** Work required **
Copy out each line of the data that holds the word "values".

** Figure record listings **
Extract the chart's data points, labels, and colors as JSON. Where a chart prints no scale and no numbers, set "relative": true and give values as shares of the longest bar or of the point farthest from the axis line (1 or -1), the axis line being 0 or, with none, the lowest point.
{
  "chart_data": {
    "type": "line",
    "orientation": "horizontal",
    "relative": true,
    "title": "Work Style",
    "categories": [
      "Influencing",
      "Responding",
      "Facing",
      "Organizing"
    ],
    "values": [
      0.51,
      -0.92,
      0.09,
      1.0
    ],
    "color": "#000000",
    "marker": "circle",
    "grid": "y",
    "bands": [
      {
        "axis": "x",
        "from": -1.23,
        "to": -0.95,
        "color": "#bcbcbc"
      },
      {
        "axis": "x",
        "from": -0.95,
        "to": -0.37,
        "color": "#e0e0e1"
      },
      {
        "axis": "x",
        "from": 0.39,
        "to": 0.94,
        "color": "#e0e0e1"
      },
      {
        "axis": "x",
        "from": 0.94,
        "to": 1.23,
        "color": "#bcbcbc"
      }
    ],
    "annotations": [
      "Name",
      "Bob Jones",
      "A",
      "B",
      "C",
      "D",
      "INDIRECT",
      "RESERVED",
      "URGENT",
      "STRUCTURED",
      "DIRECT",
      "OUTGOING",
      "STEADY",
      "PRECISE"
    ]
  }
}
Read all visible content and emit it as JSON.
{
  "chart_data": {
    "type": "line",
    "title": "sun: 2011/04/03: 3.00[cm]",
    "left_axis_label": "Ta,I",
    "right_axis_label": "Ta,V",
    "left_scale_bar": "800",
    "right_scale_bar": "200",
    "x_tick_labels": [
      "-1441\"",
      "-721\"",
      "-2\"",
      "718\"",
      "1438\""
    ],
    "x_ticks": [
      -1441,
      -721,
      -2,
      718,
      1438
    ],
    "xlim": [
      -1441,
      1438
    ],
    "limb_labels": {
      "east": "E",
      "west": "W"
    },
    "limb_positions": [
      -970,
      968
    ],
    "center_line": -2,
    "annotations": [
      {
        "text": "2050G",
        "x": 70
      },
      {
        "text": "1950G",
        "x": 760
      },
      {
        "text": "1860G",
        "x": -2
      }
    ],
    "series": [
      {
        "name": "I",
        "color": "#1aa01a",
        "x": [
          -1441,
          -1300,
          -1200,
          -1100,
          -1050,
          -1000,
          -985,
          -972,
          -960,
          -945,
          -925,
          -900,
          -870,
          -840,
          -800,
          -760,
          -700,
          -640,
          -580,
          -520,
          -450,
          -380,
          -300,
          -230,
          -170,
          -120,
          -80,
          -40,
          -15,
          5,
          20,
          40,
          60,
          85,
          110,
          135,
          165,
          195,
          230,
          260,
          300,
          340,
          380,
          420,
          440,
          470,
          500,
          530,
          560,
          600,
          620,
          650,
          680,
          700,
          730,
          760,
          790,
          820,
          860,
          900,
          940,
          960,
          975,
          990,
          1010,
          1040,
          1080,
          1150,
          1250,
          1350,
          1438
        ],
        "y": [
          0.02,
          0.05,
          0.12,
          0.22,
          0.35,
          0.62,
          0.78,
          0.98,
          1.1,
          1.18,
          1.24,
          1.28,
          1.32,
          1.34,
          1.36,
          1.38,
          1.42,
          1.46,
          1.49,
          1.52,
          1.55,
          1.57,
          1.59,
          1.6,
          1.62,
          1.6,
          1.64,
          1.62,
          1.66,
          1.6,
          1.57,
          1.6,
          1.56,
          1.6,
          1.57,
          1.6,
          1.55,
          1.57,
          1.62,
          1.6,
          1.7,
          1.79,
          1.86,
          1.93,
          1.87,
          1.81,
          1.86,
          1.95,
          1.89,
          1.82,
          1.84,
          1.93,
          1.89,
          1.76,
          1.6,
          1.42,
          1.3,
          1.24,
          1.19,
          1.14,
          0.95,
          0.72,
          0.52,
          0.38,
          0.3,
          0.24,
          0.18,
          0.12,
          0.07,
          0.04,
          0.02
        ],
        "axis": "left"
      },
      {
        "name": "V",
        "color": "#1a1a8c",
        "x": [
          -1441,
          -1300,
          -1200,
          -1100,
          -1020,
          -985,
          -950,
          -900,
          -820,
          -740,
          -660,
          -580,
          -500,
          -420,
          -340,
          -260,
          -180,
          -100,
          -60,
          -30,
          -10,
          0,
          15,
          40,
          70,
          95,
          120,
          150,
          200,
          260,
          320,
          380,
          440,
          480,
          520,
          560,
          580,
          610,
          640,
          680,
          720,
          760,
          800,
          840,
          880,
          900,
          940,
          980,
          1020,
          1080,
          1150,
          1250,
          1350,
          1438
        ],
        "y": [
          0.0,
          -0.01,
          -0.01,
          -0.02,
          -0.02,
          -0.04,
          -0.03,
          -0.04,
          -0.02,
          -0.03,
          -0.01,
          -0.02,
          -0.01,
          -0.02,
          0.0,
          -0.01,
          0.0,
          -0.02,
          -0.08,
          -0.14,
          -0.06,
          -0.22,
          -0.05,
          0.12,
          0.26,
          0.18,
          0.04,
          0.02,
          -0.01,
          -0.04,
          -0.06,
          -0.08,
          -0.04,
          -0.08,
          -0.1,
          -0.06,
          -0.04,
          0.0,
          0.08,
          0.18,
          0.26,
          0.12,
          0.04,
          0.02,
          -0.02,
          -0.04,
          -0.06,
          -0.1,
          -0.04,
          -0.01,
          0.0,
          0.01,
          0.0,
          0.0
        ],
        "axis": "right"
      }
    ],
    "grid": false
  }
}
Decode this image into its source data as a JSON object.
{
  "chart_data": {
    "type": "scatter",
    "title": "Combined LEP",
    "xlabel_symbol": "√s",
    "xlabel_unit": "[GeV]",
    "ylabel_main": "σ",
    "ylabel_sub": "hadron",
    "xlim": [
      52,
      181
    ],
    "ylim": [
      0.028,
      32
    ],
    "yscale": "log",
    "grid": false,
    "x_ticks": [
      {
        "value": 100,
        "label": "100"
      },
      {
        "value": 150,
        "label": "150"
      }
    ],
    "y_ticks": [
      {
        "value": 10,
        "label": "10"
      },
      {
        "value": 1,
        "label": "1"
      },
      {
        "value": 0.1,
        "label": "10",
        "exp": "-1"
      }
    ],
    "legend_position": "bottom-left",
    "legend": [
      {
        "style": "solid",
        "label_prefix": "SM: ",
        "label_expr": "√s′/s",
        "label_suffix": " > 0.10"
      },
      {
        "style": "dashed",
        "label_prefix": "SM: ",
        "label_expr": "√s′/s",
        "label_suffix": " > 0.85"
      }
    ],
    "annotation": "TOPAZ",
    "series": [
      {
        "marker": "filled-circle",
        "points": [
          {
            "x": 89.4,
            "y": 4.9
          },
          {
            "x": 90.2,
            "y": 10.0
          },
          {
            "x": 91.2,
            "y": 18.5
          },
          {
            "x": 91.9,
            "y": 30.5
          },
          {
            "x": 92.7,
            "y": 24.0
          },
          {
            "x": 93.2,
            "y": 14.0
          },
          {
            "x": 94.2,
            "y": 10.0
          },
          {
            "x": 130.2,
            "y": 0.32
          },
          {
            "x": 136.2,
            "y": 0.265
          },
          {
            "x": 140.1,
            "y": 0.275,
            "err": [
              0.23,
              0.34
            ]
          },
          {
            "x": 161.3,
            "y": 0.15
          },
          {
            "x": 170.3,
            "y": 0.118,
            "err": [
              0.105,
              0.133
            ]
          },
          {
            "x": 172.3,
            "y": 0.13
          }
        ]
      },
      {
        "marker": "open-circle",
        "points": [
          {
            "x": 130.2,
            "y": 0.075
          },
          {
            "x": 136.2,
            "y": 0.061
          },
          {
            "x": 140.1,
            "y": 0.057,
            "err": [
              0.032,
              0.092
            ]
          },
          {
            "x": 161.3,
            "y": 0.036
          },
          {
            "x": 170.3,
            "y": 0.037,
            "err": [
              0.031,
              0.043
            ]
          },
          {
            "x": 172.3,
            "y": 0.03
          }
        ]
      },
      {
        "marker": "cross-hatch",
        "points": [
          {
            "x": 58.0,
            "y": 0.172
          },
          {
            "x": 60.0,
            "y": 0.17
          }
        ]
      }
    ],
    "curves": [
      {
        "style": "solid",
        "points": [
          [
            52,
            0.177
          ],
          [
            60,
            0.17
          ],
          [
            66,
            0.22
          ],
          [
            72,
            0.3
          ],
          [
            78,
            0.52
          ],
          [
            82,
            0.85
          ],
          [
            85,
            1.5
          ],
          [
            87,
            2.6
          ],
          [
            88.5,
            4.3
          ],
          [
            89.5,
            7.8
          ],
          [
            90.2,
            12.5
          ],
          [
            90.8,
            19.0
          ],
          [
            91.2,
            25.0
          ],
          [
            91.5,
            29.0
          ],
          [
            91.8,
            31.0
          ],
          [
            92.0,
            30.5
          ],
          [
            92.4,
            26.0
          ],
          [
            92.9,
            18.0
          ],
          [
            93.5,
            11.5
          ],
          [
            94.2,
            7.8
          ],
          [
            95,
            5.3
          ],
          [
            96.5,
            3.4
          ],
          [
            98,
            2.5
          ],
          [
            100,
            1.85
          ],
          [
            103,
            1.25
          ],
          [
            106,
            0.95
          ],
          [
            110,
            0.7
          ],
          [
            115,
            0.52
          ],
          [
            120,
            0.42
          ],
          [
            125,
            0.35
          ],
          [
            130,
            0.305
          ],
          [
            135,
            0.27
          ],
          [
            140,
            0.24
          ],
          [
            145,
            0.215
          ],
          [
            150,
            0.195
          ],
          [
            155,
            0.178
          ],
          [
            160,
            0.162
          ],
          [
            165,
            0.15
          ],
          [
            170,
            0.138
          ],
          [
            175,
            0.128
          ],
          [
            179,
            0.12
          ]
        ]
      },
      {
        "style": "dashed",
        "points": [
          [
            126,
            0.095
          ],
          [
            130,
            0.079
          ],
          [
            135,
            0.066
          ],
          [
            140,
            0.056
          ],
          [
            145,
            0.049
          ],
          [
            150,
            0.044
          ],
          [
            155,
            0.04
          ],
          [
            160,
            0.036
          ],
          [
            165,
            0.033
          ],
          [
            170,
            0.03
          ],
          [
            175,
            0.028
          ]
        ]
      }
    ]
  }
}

** Result **
Extract the chart's data points, labels, and colors as JSON. Where a chart prints no scale and no numbers, set "relative": true and give values as shares of the longest bar or of the point farthest from the axis line (1 or -1), the axis line being 0 or, with none, the lowest point.
    "values": [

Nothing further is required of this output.